- Directive
Output the material below in full, exactly as it is.
•••
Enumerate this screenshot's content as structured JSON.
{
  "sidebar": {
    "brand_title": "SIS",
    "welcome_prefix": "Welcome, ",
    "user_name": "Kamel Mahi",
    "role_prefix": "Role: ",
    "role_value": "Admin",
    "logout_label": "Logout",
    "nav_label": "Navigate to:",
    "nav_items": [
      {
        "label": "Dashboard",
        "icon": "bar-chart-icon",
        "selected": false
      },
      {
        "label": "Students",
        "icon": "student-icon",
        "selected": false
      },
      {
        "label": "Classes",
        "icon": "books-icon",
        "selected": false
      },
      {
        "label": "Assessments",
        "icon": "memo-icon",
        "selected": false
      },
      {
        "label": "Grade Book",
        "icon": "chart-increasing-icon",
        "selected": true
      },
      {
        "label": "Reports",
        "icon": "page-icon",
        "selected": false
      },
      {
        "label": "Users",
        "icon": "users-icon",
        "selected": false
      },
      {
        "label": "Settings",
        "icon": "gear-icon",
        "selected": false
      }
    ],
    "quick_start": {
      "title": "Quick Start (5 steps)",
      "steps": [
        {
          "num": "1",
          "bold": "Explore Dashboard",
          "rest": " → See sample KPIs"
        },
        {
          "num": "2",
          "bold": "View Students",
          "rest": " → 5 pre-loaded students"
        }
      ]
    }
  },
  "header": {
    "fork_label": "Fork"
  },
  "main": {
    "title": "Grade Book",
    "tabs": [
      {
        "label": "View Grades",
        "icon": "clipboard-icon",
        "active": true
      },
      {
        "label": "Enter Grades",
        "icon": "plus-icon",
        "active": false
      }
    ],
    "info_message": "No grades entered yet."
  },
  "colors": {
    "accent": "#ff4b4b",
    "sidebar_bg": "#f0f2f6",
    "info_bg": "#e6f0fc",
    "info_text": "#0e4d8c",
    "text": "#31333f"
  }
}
•••
- Worked solution
Enumerate this screenshot's content as structured JSON.
{
  "sidebar": {
    "brand_title": "SIS",
    "welcome_prefix": "Welcome, ",
    "user_name": "Kamel Mahi",
    "role_prefix": "Role: ",
    "role_value": "Admin",
    "logout_label": "Logout",
    "nav_label": "Navigate to:",
    "nav_items": [
      {
        "label": "Dashboard",
        "icon": "bar-chart-icon",
        "selected": false
      },
      {
        "label": "Students",
        "icon": "student-icon",
        "selected": false
      },
      {
        "label": "Classes",
        "icon": "books-icon",
        "selected": false
      },
      {
        "label": "Assessments",
        "icon": "memo-icon",
        "selected": false
      },
      {
        "label": "Grade Book",
        "icon": "chart-increasing-icon",
        "selected": true
      },
      {
        "label": "Reports",
        "icon": "page-icon",
        "selected": false
      },
      {
        "label": "Users",
        "icon": "users-icon",
        "selected": false
      },
      {
        "label": "Settings",
        "icon": "gear-icon",
        "selected": false
      }
    ],
    "quick_start": {
      "title": "Quick Start (5 steps)",
      "steps": [
        {
          "num": "1",
          "bold": "Explore Dashboard",
          "rest": " → See sample KPIs"
        },
        {
          "num": "2",
          "bold": "View Students",
          "rest": " → 5 pre-loaded students"
        }
      ]
    }
  },
  "header": {
    "fork_label": "Fork"
  },
  "main": {
    "title": "Grade Book",
    "tabs": [
      {
        "label": "View Grades",
        "icon": "clipboard-icon",
        "active": true
      },
      {
        "label": "Enter Grades",
        "icon": "plus-icon",
        "active": false
      }
    ],
    "info_message": "No grades entered yet."
  },
  "colors": {
    "accent": "#ff4b4b",
    "sidebar_bg": "#f0f2f6",
    "info_bg": "#e6f0fc",
    "info_text": "#0e4d8c",
    "text": "#31333f"
  }
}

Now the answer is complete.